Aim:
Find the string "akzeptieren" in the listing and report every line that has it.
===== Dataset excerpts
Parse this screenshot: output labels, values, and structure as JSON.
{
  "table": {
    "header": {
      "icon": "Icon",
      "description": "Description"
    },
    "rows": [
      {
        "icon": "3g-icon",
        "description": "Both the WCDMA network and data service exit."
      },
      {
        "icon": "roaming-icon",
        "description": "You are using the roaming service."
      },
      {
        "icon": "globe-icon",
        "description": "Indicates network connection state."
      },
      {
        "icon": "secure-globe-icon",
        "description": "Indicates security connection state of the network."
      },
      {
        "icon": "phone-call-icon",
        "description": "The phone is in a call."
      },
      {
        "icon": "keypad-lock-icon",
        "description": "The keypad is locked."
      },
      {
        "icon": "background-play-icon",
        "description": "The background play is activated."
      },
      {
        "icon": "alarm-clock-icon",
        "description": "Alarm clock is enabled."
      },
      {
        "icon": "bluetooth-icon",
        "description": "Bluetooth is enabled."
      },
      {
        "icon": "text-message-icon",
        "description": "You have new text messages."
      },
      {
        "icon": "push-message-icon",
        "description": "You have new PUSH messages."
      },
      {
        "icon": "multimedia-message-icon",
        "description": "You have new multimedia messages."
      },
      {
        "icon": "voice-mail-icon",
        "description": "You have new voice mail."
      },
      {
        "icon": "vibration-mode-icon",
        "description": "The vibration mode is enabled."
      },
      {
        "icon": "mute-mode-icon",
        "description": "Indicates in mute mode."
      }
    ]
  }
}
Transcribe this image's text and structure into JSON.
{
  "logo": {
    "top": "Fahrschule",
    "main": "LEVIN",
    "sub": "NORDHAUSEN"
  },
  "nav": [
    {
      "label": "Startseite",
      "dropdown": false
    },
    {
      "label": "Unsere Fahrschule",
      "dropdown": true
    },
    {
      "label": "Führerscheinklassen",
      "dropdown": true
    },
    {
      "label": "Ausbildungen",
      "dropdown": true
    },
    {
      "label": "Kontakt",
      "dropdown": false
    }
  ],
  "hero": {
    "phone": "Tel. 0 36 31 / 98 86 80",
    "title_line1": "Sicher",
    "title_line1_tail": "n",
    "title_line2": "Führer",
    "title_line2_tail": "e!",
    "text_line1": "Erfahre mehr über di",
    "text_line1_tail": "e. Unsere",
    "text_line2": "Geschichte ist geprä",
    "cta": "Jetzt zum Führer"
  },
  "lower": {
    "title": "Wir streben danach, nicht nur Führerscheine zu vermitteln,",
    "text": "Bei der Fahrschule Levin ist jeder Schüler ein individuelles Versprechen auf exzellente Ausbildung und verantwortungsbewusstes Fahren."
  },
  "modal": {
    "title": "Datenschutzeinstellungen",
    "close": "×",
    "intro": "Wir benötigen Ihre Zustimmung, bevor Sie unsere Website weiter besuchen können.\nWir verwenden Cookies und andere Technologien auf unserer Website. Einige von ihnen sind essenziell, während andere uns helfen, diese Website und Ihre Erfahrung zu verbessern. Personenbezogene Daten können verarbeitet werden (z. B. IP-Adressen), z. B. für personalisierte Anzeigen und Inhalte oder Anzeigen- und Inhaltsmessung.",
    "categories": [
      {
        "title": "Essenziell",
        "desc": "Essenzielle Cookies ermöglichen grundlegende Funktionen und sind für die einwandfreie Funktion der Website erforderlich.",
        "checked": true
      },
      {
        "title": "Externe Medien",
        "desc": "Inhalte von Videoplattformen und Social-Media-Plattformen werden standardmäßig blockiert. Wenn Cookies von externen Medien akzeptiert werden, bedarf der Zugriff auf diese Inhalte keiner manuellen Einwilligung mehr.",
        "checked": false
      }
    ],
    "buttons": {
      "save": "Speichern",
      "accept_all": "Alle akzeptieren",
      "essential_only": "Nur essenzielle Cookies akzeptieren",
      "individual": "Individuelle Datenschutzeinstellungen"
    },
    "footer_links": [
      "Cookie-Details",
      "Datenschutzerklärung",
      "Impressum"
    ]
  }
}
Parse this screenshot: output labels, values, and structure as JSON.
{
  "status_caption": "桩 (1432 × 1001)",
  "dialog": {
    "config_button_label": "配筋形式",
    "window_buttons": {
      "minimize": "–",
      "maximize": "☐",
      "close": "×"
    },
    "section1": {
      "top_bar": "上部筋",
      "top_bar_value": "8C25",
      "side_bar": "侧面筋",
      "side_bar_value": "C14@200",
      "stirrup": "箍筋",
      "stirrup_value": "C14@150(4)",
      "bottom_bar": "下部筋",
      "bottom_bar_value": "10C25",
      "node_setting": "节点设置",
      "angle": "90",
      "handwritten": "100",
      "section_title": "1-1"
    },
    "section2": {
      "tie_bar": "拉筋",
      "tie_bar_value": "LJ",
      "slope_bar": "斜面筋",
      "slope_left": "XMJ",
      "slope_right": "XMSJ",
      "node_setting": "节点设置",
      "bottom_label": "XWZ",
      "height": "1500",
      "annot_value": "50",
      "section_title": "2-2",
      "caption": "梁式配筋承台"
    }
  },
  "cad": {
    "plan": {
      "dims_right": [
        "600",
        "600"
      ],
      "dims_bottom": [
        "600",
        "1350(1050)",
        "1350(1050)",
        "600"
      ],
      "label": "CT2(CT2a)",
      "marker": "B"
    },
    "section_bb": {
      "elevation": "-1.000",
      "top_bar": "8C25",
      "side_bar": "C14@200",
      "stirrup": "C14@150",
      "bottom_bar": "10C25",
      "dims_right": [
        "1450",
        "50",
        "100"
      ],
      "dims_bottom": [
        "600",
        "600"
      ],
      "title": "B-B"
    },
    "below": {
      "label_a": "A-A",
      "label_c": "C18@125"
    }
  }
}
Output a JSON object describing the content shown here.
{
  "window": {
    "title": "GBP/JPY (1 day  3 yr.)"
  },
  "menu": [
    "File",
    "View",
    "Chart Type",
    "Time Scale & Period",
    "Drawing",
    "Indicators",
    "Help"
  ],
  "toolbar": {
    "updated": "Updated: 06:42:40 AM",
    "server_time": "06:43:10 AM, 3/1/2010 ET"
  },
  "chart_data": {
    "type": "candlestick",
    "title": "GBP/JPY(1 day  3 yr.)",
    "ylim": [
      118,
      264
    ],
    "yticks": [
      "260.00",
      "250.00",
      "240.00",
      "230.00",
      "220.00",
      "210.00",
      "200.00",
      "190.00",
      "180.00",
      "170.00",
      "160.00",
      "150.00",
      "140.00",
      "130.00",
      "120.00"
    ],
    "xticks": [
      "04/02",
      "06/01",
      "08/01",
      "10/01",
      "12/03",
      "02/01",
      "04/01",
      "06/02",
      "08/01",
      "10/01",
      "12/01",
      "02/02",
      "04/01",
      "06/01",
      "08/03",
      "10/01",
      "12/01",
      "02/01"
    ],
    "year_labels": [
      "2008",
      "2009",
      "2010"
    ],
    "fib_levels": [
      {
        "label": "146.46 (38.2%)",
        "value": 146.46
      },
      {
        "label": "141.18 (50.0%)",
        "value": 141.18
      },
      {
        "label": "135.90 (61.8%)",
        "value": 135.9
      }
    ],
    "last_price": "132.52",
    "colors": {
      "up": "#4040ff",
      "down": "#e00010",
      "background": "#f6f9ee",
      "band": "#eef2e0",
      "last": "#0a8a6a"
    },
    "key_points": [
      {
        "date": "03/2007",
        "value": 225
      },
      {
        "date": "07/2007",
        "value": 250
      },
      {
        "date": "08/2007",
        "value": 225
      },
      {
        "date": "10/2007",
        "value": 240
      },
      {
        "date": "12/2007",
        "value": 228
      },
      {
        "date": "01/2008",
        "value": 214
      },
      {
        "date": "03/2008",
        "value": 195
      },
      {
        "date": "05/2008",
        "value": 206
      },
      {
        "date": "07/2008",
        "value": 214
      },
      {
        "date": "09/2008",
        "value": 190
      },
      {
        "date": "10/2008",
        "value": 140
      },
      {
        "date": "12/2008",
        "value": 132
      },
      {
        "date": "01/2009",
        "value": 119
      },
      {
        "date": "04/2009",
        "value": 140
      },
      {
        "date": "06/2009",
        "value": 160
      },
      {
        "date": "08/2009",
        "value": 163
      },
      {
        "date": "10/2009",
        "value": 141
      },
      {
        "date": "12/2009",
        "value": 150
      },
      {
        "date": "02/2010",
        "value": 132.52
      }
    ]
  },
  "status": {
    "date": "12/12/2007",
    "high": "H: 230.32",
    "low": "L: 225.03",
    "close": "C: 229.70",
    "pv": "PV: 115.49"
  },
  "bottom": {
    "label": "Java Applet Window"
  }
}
==========
Full answer:
      "accept_all": "Alle akzeptieren",
      "essential_only": "Nur essenzielle Cookies akzeptieren",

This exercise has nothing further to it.